* **EXTRAIT DU TEXTE**

Déclaration de M. Michel Sapin, ministre des finances et des comptes publics, sur la lutte contre la fraude et l'optimisation fiscale, à l'Assemblée nationale le 12 novembre 2015.

Prononcé le

Intervenant(s) : 

Circonstance : Propos liminaires de Michel Sapin sur la Base d'imposition et transfert de bénéfices (BEPS), lors de son discours à l'Assemblée nationale, le 12 novembre 2015

Texte intégral

Mesdames, Messieurs les députés,
La lutte contre la fraude et l'optimisation fiscale est une priorité du gouvernement depuis 2012.
C'est une question de justice, car il faut s'assurer que tous contribuent à hauteur de leur capacité à l'effort national ; c'est aussi une question budgétaire car le redressement des comptes publics que nous opérons depuis 2012 ne peut se passer d'une part, trop importante encore, de revenus qui cherchent à échapper à toute taxation ; c'est surtout une question morale : il est totalement inacceptable que certains évitent ou contournent leurs obligations fiscales et fassent peser la charge sur les autres, à revenus souvent plus modestes lorsqu'il s'agit de ménages et de taille souvent plus petite s'agissant d'entreprises.

* **ÉNONCÉ A**
Mettez à jour les enregistrements depuis leur début jusqu'à la ligne contenant « filter-by-type[interactable]: By Type », celle-ci comprise, en substituant « profile-icon » à « user-icon » sans rien modifier d'autre.

* **LIGNES DE DONNÉES**
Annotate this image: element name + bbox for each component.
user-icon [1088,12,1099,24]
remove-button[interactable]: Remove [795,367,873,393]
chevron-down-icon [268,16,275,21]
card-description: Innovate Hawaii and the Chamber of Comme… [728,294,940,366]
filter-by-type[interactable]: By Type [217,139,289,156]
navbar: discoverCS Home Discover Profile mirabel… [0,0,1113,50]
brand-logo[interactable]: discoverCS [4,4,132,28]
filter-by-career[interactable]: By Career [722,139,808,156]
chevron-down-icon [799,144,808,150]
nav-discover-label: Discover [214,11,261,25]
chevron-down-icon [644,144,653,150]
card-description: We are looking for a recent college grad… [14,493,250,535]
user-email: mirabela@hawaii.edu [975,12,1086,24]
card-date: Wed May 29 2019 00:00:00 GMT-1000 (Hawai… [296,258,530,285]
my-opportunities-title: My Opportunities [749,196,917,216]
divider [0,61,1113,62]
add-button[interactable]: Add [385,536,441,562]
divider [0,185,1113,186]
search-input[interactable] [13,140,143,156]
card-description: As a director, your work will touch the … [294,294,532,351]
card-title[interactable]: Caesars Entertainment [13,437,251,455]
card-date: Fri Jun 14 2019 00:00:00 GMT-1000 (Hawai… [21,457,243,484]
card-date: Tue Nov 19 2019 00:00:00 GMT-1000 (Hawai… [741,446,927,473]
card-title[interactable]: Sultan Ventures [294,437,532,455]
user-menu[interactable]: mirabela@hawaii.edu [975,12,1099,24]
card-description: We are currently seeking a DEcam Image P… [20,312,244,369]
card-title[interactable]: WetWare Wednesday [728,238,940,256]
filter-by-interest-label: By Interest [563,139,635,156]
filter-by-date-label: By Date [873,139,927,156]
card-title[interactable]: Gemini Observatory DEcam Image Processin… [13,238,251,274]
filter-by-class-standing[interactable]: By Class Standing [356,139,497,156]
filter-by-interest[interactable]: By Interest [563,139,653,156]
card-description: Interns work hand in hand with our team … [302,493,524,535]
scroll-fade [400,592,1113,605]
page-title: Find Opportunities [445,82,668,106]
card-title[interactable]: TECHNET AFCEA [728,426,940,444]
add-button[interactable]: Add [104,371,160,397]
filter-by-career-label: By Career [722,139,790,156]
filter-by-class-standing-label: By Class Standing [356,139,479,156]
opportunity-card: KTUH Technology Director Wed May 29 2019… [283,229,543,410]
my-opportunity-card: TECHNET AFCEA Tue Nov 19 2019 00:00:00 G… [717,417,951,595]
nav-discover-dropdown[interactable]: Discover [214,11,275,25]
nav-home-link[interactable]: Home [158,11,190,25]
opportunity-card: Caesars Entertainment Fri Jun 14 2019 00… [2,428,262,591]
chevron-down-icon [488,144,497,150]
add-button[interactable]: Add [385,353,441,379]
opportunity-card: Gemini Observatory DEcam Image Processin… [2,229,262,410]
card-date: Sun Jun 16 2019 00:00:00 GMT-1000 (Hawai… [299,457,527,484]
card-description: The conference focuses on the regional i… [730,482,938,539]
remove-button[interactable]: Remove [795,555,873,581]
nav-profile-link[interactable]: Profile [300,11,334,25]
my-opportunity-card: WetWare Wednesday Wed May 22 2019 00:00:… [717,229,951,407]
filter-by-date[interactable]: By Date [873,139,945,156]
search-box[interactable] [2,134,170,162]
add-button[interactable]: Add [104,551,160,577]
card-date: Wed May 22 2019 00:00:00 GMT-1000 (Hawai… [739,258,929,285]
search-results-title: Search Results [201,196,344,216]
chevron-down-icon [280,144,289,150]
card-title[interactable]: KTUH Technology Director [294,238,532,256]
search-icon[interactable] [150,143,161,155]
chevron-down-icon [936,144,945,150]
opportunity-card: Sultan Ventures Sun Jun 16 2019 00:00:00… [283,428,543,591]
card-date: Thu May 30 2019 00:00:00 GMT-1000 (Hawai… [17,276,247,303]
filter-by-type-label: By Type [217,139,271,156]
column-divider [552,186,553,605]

* **ÉNONCÉ B**
Restituez fidèlement le passage de la déclaration qui va de « Déclaration de M. » jusqu'à « 12 novembre 2015. » inclus.

* **CORRIGÉ A**
Annotate this image: element name + bbox for each component.
profile-icon [1088,12,1099,24]
remove-button[interactable]: Remove [795,367,873,393]
chevron-down-icon [268,16,275,21]
card-description: Innovate Hawaii and the Chamber of Comme… [728,294,940,366]
filter-by-type[interactable]: By Type [217,139,289,156]

* **CORRIGÉ B**
Déclaration de M. Michel Sapin, ministre des finances et des comptes publics, sur la lutte contre la fraude et l'optimisation fiscale, à l'Assemblée nationale le 12 novembre 2015.